(Stored records)
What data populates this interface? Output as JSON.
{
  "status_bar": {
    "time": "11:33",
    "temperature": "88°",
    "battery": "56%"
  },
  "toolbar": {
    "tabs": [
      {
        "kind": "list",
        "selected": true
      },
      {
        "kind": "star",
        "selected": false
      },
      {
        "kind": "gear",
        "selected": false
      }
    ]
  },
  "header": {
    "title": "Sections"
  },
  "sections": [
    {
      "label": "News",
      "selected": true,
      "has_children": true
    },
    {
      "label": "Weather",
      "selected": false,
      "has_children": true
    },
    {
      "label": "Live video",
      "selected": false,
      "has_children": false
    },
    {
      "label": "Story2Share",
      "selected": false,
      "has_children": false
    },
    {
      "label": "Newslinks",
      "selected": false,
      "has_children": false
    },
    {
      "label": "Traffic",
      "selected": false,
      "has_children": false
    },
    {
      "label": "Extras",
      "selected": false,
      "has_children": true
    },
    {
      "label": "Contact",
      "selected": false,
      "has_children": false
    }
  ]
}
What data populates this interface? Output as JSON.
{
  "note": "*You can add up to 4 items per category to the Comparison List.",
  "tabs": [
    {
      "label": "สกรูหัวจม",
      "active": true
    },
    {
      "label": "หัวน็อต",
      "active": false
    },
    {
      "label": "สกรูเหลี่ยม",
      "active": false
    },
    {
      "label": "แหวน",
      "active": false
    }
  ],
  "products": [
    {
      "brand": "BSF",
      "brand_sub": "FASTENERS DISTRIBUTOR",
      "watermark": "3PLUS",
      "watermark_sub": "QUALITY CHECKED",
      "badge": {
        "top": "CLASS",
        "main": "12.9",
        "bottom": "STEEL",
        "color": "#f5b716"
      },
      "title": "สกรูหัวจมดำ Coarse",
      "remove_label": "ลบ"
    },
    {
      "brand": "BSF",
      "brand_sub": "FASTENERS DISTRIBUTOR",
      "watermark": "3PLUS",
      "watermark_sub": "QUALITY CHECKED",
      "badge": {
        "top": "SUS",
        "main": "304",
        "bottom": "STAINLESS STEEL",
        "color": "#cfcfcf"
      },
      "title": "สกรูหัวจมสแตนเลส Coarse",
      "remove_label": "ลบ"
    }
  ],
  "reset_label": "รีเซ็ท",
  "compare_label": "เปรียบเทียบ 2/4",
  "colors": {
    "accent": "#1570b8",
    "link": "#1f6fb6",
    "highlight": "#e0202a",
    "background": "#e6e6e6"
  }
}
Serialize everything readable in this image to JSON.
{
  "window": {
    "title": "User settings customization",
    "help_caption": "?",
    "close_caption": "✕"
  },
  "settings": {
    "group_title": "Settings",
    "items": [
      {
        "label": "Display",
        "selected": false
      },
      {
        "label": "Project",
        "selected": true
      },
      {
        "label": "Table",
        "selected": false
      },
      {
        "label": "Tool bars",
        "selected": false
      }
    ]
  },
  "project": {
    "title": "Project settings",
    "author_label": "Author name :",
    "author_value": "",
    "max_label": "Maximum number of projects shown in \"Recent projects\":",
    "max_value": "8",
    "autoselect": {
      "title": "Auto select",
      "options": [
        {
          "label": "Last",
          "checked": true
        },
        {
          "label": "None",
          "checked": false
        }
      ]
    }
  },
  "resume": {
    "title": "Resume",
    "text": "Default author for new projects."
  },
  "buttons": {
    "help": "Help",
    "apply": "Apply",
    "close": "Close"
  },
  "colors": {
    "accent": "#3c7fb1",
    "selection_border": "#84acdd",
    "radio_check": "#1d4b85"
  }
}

◆ **Brief**
Your task is to give the records above again, exactly.

◆ **Solved problem**
What data populates this interface? Output as JSON.
{
  "status_bar": {
    "time": "11:33",
    "temperature": "88°",
    "battery": "56%"
  },
  "toolbar": {
    "tabs": [
      {
        "kind": "list",
        "selected": true
      },
      {
        "kind": "star",
        "selected": false
      },
      {
        "kind": "gear",
        "selected": false
      }
    ]
  },
  "header": {
    "title": "Sections"
  },
  "sections": [
    {
      "label": "News",
      "selected": true,
      "has_children": true
    },
    {
      "label": "Weather",
      "selected": false,
      "has_children": true
    },
    {
      "label": "Live video",
      "selected": false,
      "has_children": false
    },
    {
      "label": "Story2Share",
      "selected": false,
      "has_children": false
    },
    {
      "label": "Newslinks",
      "selected": false,
      "has_children": false
    },
    {
      "label": "Traffic",
      "selected": false,
      "has_children": false
    },
    {
      "label": "Extras",
      "selected": false,
      "has_children": true
    },
    {
      "label": "Contact",
      "selected": false,
      "has_children": false
    }
  ]
}
What data populates this interface? Output as JSON.
{
  "note": "*You can add up to 4 items per category to the Comparison List.",
  "tabs": [
    {
      "label": "สกรูหัวจม",
      "active": true
    },
    {
      "label": "หัวน็อต",
      "active": false
    },
    {
      "label": "สกรูเหลี่ยม",
      "active": false
    },
    {
      "label": "แหวน",
      "active": false
    }
  ],
  "products": [
    {
      "brand": "BSF",
      "brand_sub": "FASTENERS DISTRIBUTOR",
      "watermark": "3PLUS",
      "watermark_sub": "QUALITY CHECKED",
      "badge": {
        "top": "CLASS",
        "main": "12.9",
        "bottom": "STEEL",
        "color": "#f5b716"
      },
      "title": "สกรูหัวจมดำ Coarse",
      "remove_label": "ลบ"
    },
    {
      "brand": "BSF",
      "brand_sub": "FASTENERS DISTRIBUTOR",
      "watermark": "3PLUS",
      "watermark_sub": "QUALITY CHECKED",
      "badge": {
        "top": "SUS",
        "main": "304",
        "bottom": "STAINLESS STEEL",
        "color": "#cfcfcf"
      },
      "title": "สกรูหัวจมสแตนเลส Coarse",
      "remove_label": "ลบ"
    }
  ],
  "reset_label": "รีเซ็ท",
  "compare_label": "เปรียบเทียบ 2/4",
  "colors": {
    "accent": "#1570b8",
    "link": "#1f6fb6",
    "highlight": "#e0202a",
    "background": "#e6e6e6"
  }
}
Serialize everything readable in this image to JSON.
{
  "window": {
    "title": "User settings customization",
    "help_caption": "?",
    "close_caption": "✕"
  },
  "settings": {
    "group_title": "Settings",
    "items": [
      {
        "label": "Display",
        "selected": false
      },
      {
        "label": "Project",
        "selected": true
      },
      {
        "label": "Table",
        "selected": false
      },
      {
        "label": "Tool bars",
        "selected": false
      }
    ]
  },
  "project": {
    "title": "Project settings",
    "author_label": "Author name :",
    "author_value": "",
    "max_label": "Maximum number of projects shown in \"Recent projects\":",
    "max_value": "8",
    "autoselect": {
      "title": "Auto select",
      "options": [
        {
          "label": "Last",
          "checked": true
        },
        {
          "label": "None",
          "checked": false
        }
      ]
    }
  },
  "resume": {
    "title": "Resume",
    "text": "Default author for new projects."
  },
  "buttons": {
    "help": "Help",
    "apply": "Apply",
    "close": "Close"
  },
  "colors": {
    "accent": "#3c7fb1",
    "selection_border": "#84acdd",
    "radio_check": "#1d4b85"
  }
}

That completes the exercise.